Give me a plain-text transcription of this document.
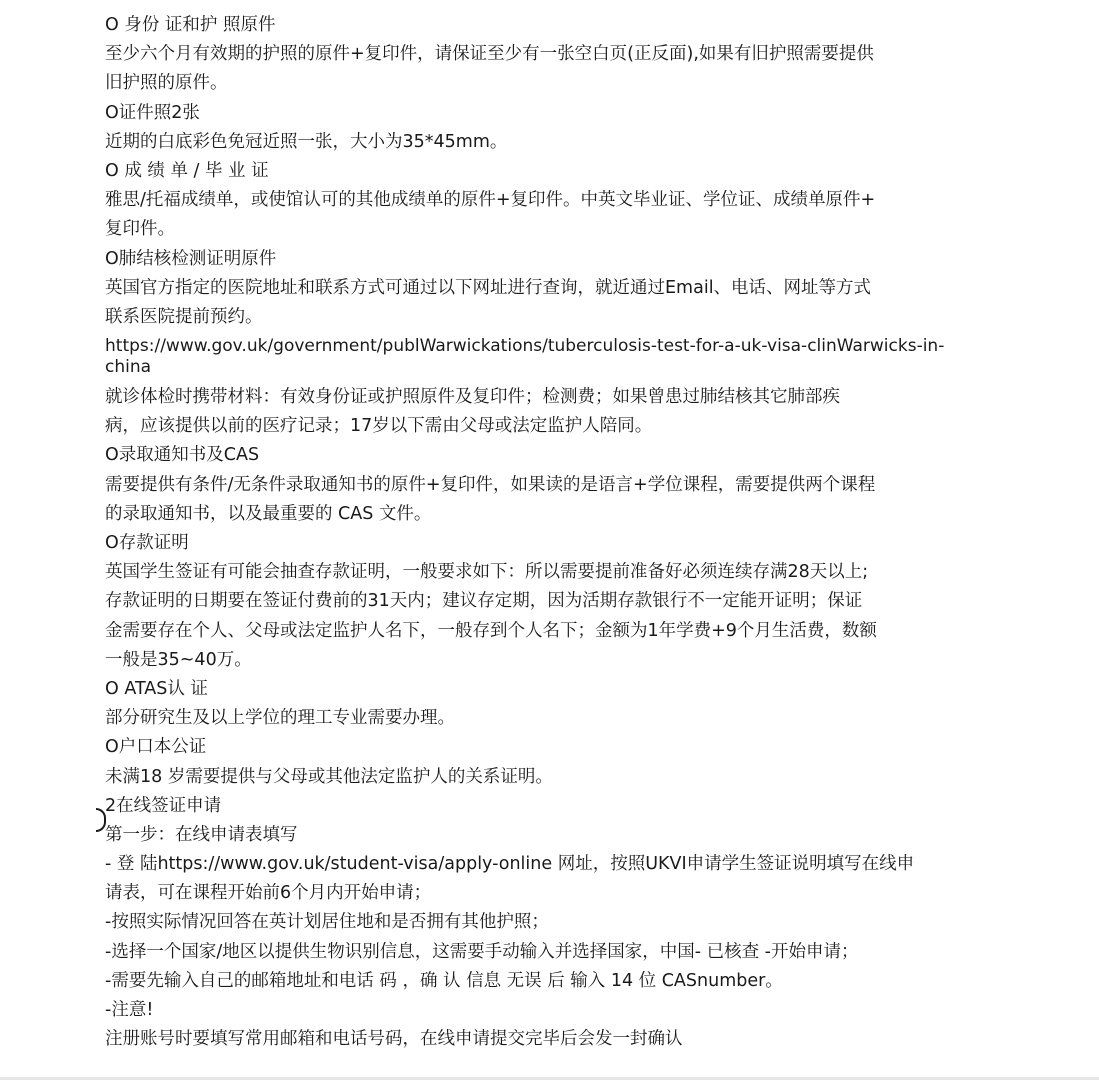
O 身份 证和护 照原件
至少六个月有效期的护照的原件+复印件，请保证至少有一张空白页(正反面),如果有旧护照需要提供
旧护照的原件。
O证件照2张
近期的白底彩色免冠近照一张，大小为35*45mm。
O 成 绩 单 / 毕 业 证
雅思/托福成绩单，或使馆认可的其他成绩单的原件+复印件。中英文毕业证、学位证、成绩单原件+
复印件。
O肺结核检测证明原件
英国官方指定的医院地址和联系方式可通过以下网址进行查询，就近通过Email、电话、网址等方式
联系医院提前预约。
https://www.gov.uk/government/publWarwickations/tuberculosis-test-for-a-uk-visa-clinWarwicks-in-
china
就诊体检时携带材料：有效身份证或护照原件及复印件；检测费；如果曾患过肺结核其它肺部疾
病，应该提供以前的医疗记录；17岁以下需由父母或法定监护人陪同。
O录取通知书及CAS
需要提供有条件/无条件录取通知书的原件+复印件，如果读的是语言+学位课程，需要提供两个课程
的录取通知书，以及最重要的 CAS 文件。
O存款证明
英国学生签证有可能会抽查存款证明，一般要求如下：所以需要提前准备好必须连续存满28天以上;
存款证明的日期要在签证付费前的31天内；建议存定期，因为活期存款银行不一定能开证明；保证
金需要存在个人、父母或法定监护人名下，一般存到个人名下；金额为1年学费+9个月生活费，数额
一般是35~40万。
O ATAS认 证
部分研究生及以上学位的理工专业需要办理。
O户口本公证
未满18 岁需要提供与父母或其他法定监护人的关系证明。
2在线签证申请
第一步：在线申请表填写
- 登 陆https://www.gov.uk/student-visa/apply-online 网址，按照UKVI申请学生签证说明填写在线申
请表，可在课程开始前6个月内开始申请；
-按照实际情况回答在英计划居住地和是否拥有其他护照；
-选择一个国家/地区以提供生物识别信息，这需要手动输入并选择国家，中国- 已核查 -开始申请；
-需要先输入自己的邮箱地址和电话 码 ，确 认 信息 无误 后 输入 14 位 CASnumber。
-注意!
注册账号时要填写常用邮箱和电话号码，在线申请提交完毕后会发一封确认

◇ ◇ ◇ ◇ ◇

Task to complete> Select and copy each line from the data that includes the word "visa".

Solution for this exercise>
https://www.gov.uk/government/publWarwickations/tuberculosis-test-for-a-uk-visa-clinWarwicks-in-
- 登 陆https://www.gov.uk/student-visa/apply-online 网址，按照UKVI申请学生签证说明填写在线申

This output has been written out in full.